__Problem to solve__: Collect every line below that contains the word "this".

☆ ☆ ☆ ☆ ☆ ☆ ☆

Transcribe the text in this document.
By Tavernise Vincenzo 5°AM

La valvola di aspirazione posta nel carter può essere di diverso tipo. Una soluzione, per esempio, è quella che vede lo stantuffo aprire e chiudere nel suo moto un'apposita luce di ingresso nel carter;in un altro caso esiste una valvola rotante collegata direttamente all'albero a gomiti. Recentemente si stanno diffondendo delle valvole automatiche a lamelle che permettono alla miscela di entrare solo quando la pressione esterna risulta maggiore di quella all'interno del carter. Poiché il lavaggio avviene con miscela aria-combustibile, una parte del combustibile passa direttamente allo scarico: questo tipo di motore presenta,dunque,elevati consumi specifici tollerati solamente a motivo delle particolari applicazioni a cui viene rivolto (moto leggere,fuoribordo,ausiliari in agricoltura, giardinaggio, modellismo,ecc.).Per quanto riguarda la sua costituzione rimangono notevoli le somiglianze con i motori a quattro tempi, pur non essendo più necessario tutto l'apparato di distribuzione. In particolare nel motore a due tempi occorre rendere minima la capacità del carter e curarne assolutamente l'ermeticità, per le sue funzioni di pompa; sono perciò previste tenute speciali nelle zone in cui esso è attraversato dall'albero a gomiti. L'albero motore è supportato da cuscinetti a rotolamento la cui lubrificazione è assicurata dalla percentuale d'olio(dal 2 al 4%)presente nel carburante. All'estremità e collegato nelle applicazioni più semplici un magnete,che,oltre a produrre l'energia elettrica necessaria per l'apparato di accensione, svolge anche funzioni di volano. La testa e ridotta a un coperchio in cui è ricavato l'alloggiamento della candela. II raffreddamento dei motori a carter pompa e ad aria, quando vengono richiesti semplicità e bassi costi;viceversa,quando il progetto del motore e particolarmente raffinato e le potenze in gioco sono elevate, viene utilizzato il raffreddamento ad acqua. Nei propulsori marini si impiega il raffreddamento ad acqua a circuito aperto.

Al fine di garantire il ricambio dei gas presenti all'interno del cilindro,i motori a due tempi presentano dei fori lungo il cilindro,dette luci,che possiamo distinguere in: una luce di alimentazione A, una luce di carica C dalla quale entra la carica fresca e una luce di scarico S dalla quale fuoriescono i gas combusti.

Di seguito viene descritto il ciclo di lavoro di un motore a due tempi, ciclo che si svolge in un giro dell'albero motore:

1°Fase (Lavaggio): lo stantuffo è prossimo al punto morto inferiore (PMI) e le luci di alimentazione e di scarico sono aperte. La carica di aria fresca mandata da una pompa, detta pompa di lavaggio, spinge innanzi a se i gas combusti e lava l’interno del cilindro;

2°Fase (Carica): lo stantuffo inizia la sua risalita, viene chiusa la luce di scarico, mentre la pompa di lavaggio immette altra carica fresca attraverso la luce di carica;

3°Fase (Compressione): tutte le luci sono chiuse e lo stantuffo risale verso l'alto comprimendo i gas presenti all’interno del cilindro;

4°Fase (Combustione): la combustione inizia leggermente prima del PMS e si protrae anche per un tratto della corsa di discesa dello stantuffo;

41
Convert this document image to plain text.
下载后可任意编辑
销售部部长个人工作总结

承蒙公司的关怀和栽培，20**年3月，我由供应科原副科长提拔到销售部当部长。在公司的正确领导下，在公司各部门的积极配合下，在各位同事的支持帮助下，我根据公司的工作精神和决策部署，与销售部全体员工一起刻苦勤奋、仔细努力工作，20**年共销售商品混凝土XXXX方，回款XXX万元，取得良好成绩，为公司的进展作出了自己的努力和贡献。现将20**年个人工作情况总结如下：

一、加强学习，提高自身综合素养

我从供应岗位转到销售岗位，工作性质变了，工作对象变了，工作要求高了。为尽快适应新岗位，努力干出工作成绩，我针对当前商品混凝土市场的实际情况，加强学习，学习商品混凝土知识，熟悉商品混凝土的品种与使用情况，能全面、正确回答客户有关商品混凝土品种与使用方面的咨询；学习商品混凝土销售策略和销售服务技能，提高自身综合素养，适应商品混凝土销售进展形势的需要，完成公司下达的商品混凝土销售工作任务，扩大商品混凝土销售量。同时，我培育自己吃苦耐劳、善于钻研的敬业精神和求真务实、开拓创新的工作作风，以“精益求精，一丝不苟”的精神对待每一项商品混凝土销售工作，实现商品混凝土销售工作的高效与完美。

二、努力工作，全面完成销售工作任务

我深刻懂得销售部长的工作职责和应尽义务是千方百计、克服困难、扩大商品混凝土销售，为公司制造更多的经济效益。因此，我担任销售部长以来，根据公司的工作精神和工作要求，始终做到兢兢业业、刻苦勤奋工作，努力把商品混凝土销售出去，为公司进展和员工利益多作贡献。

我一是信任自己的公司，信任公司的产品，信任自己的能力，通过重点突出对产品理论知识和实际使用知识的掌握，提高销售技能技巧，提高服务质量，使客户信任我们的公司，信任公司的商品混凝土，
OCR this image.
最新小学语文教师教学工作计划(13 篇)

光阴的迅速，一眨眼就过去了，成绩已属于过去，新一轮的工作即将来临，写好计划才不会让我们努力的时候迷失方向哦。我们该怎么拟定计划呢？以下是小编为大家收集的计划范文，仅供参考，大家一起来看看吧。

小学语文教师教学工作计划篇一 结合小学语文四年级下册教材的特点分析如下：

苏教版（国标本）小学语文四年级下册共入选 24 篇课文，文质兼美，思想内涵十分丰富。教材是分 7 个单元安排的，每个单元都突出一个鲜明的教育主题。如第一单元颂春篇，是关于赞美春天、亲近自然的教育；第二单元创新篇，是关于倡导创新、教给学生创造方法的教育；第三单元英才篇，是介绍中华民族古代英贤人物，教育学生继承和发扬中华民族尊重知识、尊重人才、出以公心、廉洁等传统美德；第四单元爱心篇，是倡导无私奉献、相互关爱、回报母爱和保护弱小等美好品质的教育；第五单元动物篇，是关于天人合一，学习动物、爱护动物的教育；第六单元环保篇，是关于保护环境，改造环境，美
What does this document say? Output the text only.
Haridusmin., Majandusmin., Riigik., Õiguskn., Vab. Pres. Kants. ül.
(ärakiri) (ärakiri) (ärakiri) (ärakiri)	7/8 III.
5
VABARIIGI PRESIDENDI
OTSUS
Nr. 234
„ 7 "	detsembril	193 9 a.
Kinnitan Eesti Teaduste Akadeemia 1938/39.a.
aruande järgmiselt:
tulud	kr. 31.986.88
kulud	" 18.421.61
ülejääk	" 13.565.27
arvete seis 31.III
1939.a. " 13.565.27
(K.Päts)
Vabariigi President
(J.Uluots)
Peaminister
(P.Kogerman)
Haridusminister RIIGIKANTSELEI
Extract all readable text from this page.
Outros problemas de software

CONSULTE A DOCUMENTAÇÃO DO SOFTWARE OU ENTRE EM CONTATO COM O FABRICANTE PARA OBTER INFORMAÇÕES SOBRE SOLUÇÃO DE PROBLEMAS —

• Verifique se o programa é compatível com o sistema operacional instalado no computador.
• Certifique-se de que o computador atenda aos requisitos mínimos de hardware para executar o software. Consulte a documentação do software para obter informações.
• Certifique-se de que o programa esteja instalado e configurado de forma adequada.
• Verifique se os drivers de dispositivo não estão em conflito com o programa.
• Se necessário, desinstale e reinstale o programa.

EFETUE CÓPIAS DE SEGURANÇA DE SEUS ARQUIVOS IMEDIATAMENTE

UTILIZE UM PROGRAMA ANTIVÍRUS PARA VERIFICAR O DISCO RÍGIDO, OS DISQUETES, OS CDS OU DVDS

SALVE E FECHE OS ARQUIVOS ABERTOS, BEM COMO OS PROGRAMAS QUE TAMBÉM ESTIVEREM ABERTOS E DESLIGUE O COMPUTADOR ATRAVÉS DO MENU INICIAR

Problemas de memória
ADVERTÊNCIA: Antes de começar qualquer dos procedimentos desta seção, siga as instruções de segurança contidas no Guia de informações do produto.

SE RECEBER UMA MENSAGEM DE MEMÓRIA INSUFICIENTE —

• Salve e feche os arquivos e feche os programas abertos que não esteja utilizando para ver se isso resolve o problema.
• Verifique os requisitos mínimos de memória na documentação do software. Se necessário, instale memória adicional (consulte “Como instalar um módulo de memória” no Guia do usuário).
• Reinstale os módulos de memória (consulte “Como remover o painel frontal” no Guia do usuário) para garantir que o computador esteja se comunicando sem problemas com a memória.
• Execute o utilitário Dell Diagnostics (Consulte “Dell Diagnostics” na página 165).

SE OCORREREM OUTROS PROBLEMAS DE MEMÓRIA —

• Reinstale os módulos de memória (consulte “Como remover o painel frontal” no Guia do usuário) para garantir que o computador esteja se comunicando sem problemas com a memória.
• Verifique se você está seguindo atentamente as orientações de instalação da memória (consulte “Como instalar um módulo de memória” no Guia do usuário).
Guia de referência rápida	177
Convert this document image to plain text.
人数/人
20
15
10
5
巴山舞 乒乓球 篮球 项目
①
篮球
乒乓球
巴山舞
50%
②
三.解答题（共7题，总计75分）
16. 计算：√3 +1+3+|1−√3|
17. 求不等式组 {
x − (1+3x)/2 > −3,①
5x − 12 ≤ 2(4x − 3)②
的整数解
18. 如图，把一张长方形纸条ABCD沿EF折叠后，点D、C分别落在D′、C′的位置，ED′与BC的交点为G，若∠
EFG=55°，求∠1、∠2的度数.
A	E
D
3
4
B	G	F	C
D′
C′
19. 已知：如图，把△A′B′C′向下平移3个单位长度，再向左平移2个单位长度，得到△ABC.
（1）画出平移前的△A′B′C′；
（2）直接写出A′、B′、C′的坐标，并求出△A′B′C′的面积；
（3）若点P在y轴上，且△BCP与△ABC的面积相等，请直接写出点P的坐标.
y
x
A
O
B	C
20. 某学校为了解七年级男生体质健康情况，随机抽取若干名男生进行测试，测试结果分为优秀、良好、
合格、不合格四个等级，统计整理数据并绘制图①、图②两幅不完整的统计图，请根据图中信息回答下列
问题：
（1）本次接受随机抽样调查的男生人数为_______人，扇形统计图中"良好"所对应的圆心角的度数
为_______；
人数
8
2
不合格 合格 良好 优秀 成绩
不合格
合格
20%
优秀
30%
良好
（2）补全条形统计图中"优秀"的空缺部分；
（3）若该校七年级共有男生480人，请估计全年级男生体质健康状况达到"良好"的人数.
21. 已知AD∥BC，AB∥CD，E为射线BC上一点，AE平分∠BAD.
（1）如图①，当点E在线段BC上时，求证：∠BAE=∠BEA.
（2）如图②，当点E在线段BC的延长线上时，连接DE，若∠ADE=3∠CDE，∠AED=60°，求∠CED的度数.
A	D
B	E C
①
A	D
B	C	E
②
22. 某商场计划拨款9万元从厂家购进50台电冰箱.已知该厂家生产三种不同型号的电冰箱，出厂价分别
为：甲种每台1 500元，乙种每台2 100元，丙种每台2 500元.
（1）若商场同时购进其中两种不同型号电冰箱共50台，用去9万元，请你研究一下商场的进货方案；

☆ ☆ ☆ ☆ ☆ ☆ ☆

__Task response__:
Transcribe the text in this document.
Convert this document image to plain text.
OCR this image.
What does this document say? Output the text only.
Extract all readable text from this page.
Convert this document image to plain text.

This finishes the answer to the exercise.